Task data.
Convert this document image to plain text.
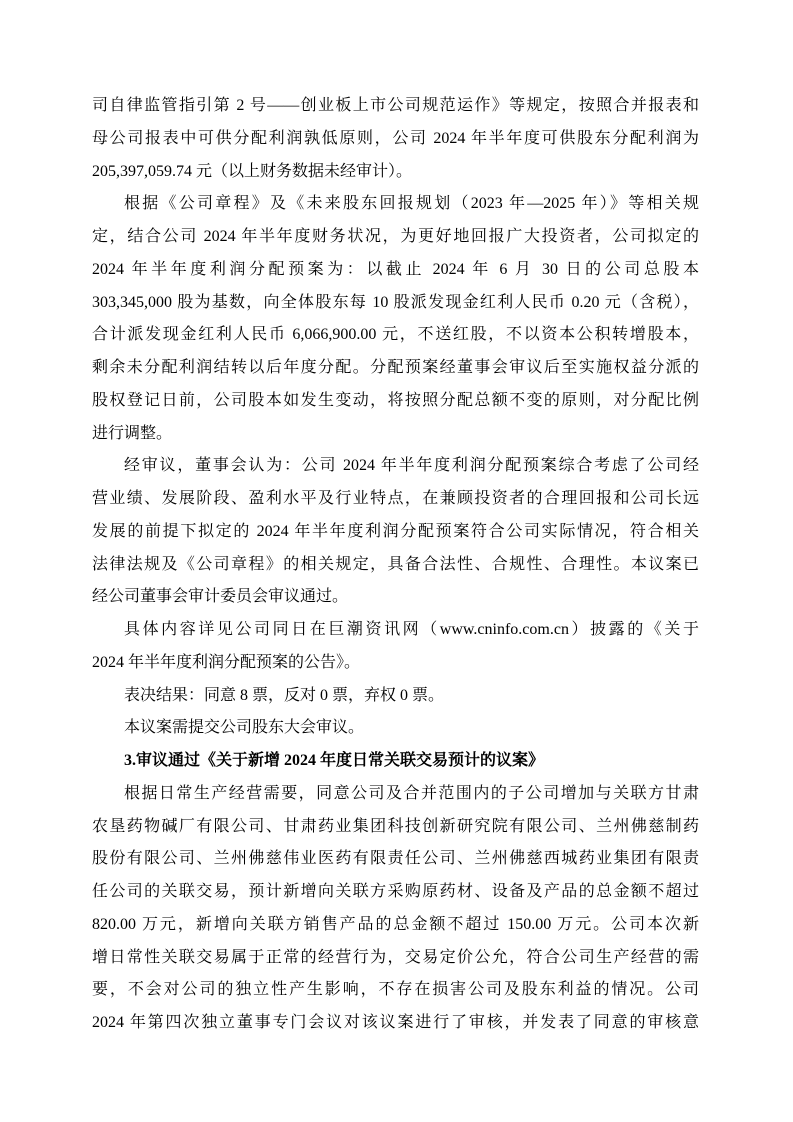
司自律监管指引第 2 号——创业板上市公司规范运作》等规定，按照合并报表和
母公司报表中可供分配利润孰低原则，公司 2024 年半年度可供股东分配利润为
205,397,059.74 元（以上财务数据未经审计）。
根据《公司章程》及《未来股东回报规划（2023 年—2025 年）》等相关规
定，结合公司 2024 年半年度财务状况，为更好地回报广大投资者，公司拟定的
2024 年半年度利润分配预案为：以截止 2024 年 6 月 30 日的公司总股本
303,345,000 股为基数，向全体股东每 10 股派发现金红利人民币 0.20 元（含税），
合计派发现金红利人民币 6,066,900.00 元，不送红股，不以资本公积转增股本，
剩余未分配利润结转以后年度分配。分配预案经董事会审议后至实施权益分派的
股权登记日前，公司股本如发生变动，将按照分配总额不变的原则，对分配比例
进行调整。
经审议，董事会认为：公司 2024 年半年度利润分配预案综合考虑了公司经
营业绩、发展阶段、盈利水平及行业特点，在兼顾投资者的合理回报和公司长远
发展的前提下拟定的 2024 年半年度利润分配预案符合公司实际情况，符合相关
法律法规及《公司章程》的相关规定，具备合法性、合规性、合理性。本议案已
经公司董事会审计委员会审议通过。
具体内容详见公司同日在巨潮资讯网（www.cninfo.com.cn）披露的《关于
2024 年半年度利润分配预案的公告》。
表决结果：同意 8 票，反对 0 票，弃权 0 票。
本议案需提交公司股东大会审议。
3.审议通过《关于新增 2024 年度日常关联交易预计的议案》
根据日常生产经营需要，同意公司及合并范围内的子公司增加与关联方甘肃
农垦药物碱厂有限公司、甘肃药业集团科技创新研究院有限公司、兰州佛慈制药
股份有限公司、兰州佛慈伟业医药有限责任公司、兰州佛慈西城药业集团有限责
任公司的关联交易，预计新增向关联方采购原药材、设备及产品的总金额不超过
820.00 万元，新增向关联方销售产品的总金额不超过 150.00 万元。公司本次新
增日常性关联交易属于正常的经营行为，交易定价公允，符合公司生产经营的需
要，不会对公司的独立性产生影响，不存在损害公司及股东利益的情况。公司
2024 年第四次独立董事专门会议对该议案进行了审核，并发表了同意的审核意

Task requirements. Look for the word "公司章程" and return every line where it occurs.

Solution for this exercise.
根据《公司章程》及《未来股东回报规划（2023 年—2025 年）》等相关规
法律法规及《公司章程》的相关规定，具备合法性、合规性、合理性。本议案已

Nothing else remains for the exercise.